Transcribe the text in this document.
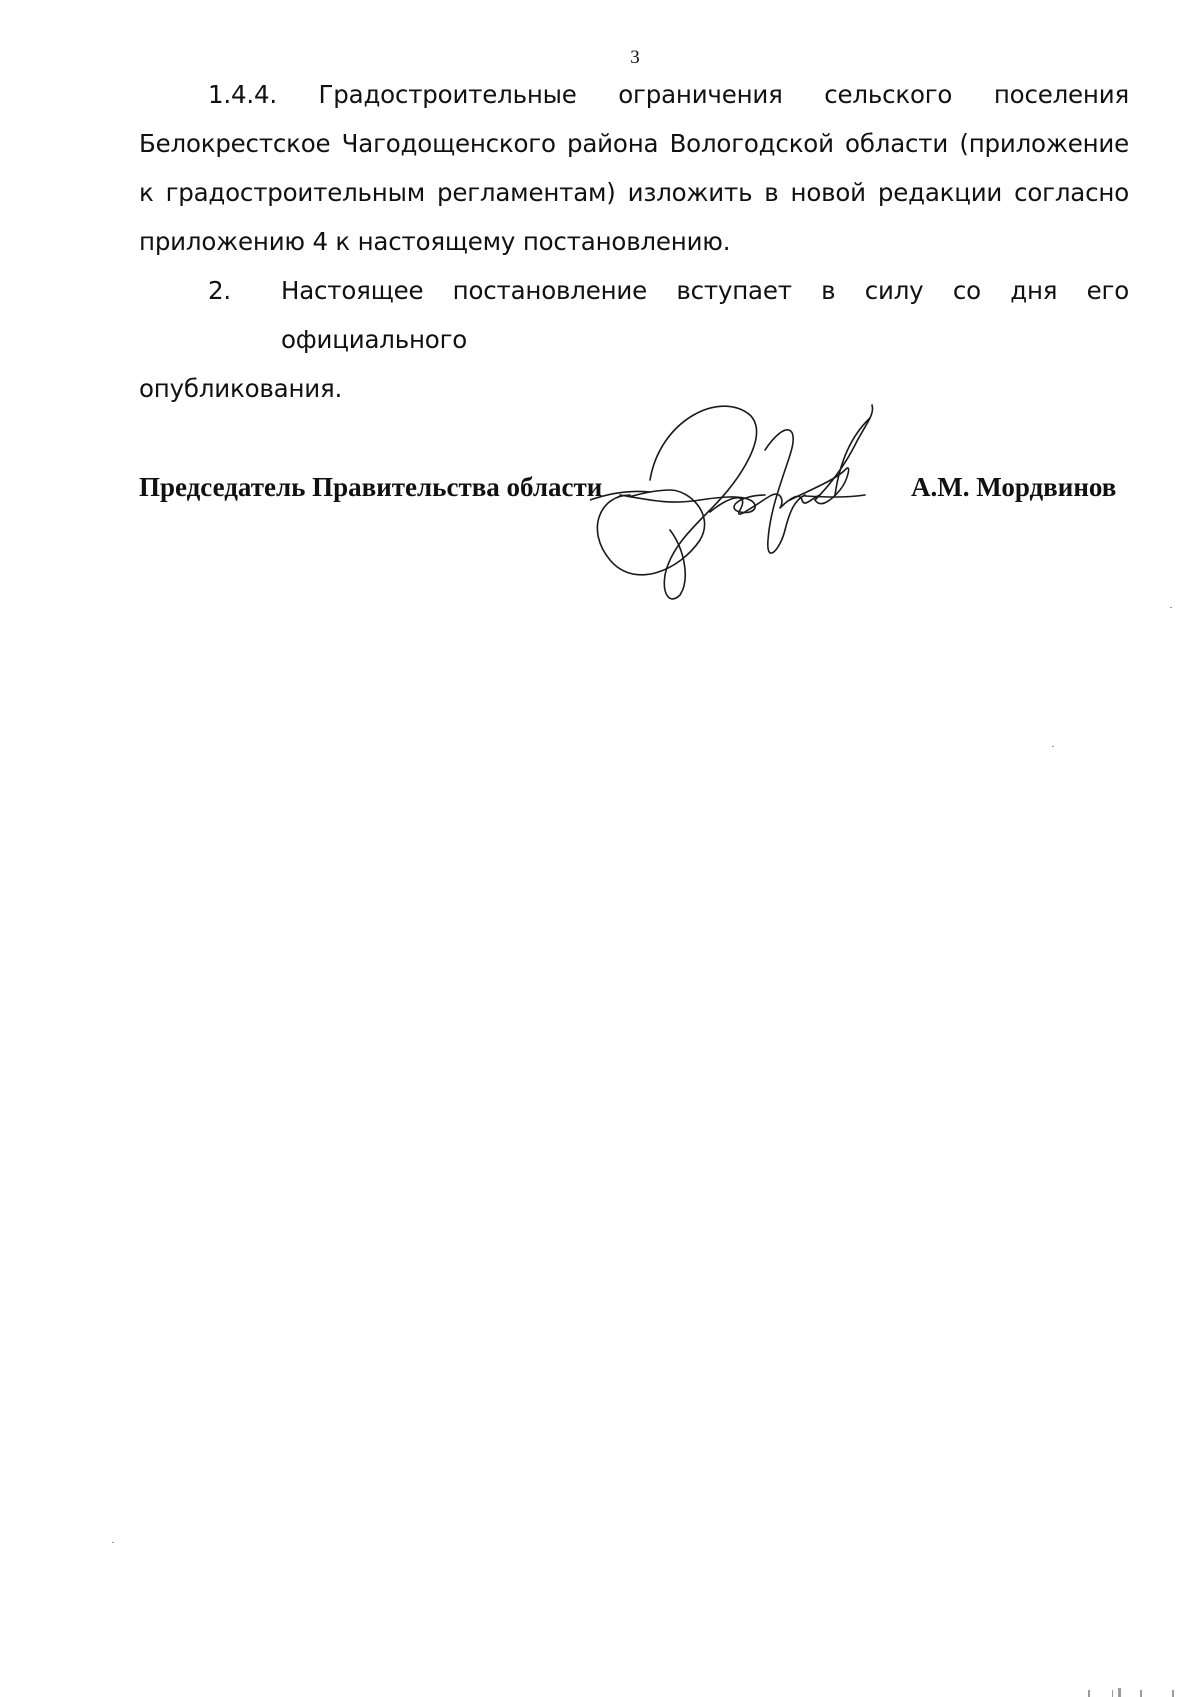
3

1.4.4. Градостроительные ограничения сельского поселения Белокрестское Чагодощенского района Вологодской области (приложение к градостроительным регламентам) изложить в новой редакции согласно приложению 4 к настоящему постановлению.

2.	Настоящее постановление вступает в силу со дня его официального

опубликования.

Председатель Правительства области	А.М. Мордвинов
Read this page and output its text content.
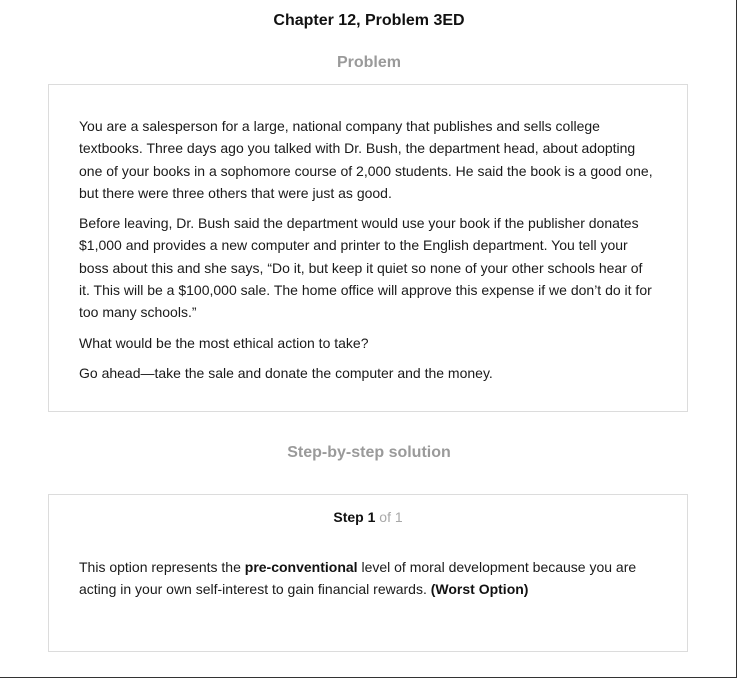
Chapter 12, Problem 3ED
Problem

You are a salesperson for a large, national company that publishes and sells college textbooks. Three days ago you talked with Dr. Bush, the department head, about adopting one of your books in a sophomore course of 2,000 students. He said the book is a good one, but there were three others that were just as good.

Before leaving, Dr. Bush said the department would use your book if the publisher donates $1,000 and provides a new computer and printer to the English department. You tell your boss about this and she says, “Do it, but keep it quiet so none of your other schools hear of it. This will be a $100,000 sale. The home office will approve this expense if we don’t do it for too many schools.”

What would be the most ethical action to take?

Go ahead—take the sale and donate the computer and the money.

Step-by-step solution
Step 1 of 1

This option represents the pre-conventional level of moral development because you are acting in your own self-interest to gain financial rewards. (Worst Option)
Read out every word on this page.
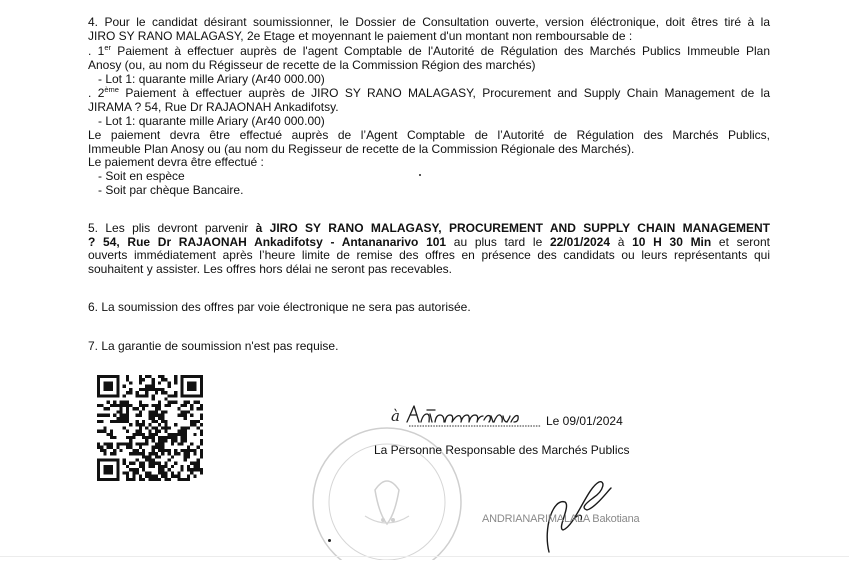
4. Pour le candidat désirant soumissionner, le Dossier de Consultation ouverte, version éléctronique, doit êtres tiré à la
JIRO SY RANO MALAGASY, 2e Etage et moyennant le paiement d'un montant non remboursable de :
. 1er Paiement à effectuer auprès de l'agent Comptable de l'Autorité de Régulation des Marchés Publics Immeuble Plan
Anosy (ou, au nom du Régisseur de recette de la Commission Région des marchés)
- Lot 1: quarante mille Ariary (Ar40 000.00)
. 2ème Paiement à effectuer auprès de JIRO SY RANO MALAGASY, Procurement and Supply Chain Management de la
JIRAMA ? 54, Rue Dr RAJAONAH Ankadifotsy.
- Lot 1: quarante mille Ariary (Ar40 000.00)
Le paiement devra être effectué auprès de l’Agent Comptable de l’Autorité de Régulation des Marchés Publics,
Immeuble Plan Anosy ou (au nom du Regisseur de recette de la Commission Régionale des Marchés).
Le paiement devra être effectué :
- Soit en espèce
- Soit par chèque Bancaire.
5. Les plis devront parvenir à JIRO SY RANO MALAGASY, PROCUREMENT AND SUPPLY CHAIN MANAGEMENT
? 54, Rue Dr RAJAONAH Ankadifotsy - Antananarivo 101 au plus tard le 22/01/2024 à 10 H 30 Min et seront
ouverts immédiatement après l’heure limite de remise des offres en présence des candidats ou leurs représentants qui
souhaitent y assister. Les offres hors délai ne seront pas recevables.
6. La soumission des offres par voie électronique ne sera pas autorisée.
7. La garantie de soumission n'est pas requise.
à	Le 09/01/2024
La Personne Responsable des Marchés Publics
ANDRIANARIMALALA Bakotiana
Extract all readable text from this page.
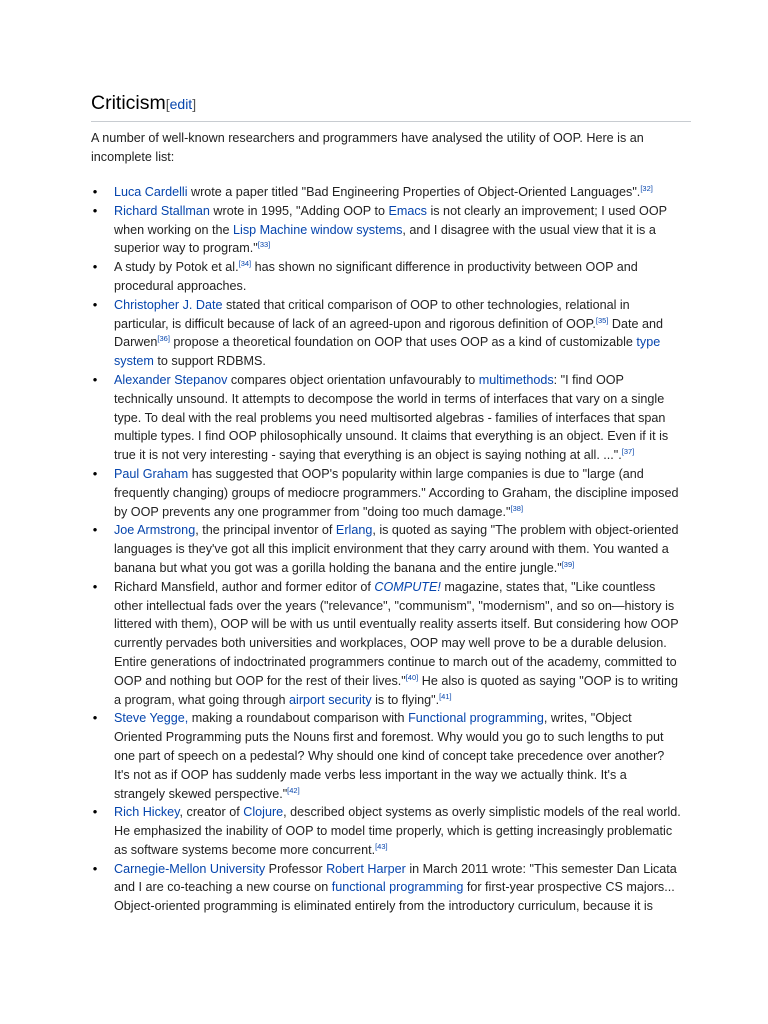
Criticism[edit]

A number of well-known researchers and programmers have analysed the utility of OOP. Here is an incomplete list:

•
Luca Cardelli wrote a paper titled "Bad Engineering Properties of Object-Oriented Languages".[32]
•
Richard Stallman wrote in 1995, "Adding OOP to Emacs is not clearly an improvement; I used OOP when working on the Lisp Machine window systems, and I disagree with the usual view that it is a superior way to program."[33]
•
A study by Potok et al.[34] has shown no significant difference in productivity between OOP and procedural approaches.
•
Christopher J. Date stated that critical comparison of OOP to other technologies, relational in particular, is difficult because of lack of an agreed-upon and rigorous definition of OOP.[35] Date and Darwen[36] propose a theoretical foundation on OOP that uses OOP as a kind of customizable type system to support RDBMS.
•
Alexander Stepanov compares object orientation unfavourably to multimethods: "I find OOP technically unsound. It attempts to decompose the world in terms of interfaces that vary on a single type. To deal with the real problems you need multisorted algebras - families of interfaces that span multiple types. I find OOP philosophically unsound. It claims that everything is an object. Even if it is true it is not very interesting - saying that everything is an object is saying nothing at all. ...".[37]
•
Paul Graham has suggested that OOP's popularity within large companies is due to "large (and frequently changing) groups of mediocre programmers." According to Graham, the discipline imposed by OOP prevents any one programmer from "doing too much damage."[38]
•
Joe Armstrong, the principal inventor of Erlang, is quoted as saying "The problem with object-oriented languages is they've got all this implicit environment that they carry around with them. You wanted a banana but what you got was a gorilla holding the banana and the entire jungle."[39]
•
Richard Mansfield, author and former editor of COMPUTE! magazine, states that, "Like countless other intellectual fads over the years ("relevance", "communism", "modernism", and so on—history is littered with them), OOP will be with us until eventually reality asserts itself. But considering how OOP currently pervades both universities and workplaces, OOP may well prove to be a durable delusion. Entire generations of indoctrinated programmers continue to march out of the academy, committed to OOP and nothing but OOP for the rest of their lives."[40] He also is quoted as saying "OOP is to writing a program, what going through airport security is to flying".[41]
•
Steve Yegge, making a roundabout comparison with Functional programming, writes, "Object Oriented Programming puts the Nouns first and foremost. Why would you go to such lengths to put one part of speech on a pedestal? Why should one kind of concept take precedence over another? It's not as if OOP has suddenly made verbs less important in the way we actually think. It's a strangely skewed perspective."[42]
•
Rich Hickey, creator of Clojure, described object systems as overly simplistic models of the real world. He emphasized the inability of OOP to model time properly, which is getting increasingly problematic as software systems become more concurrent.[43]
•
Carnegie-Mellon University Professor Robert Harper in March 2011 wrote: "This semester Dan Licata and I are co-teaching a new course on functional programming for first-year prospective CS majors... Object-oriented programming is eliminated entirely from the introductory curriculum, because it is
::::
Written task
Determine the number of lines where the string "RANO" occurs, and give that number only.

Answer for the task
3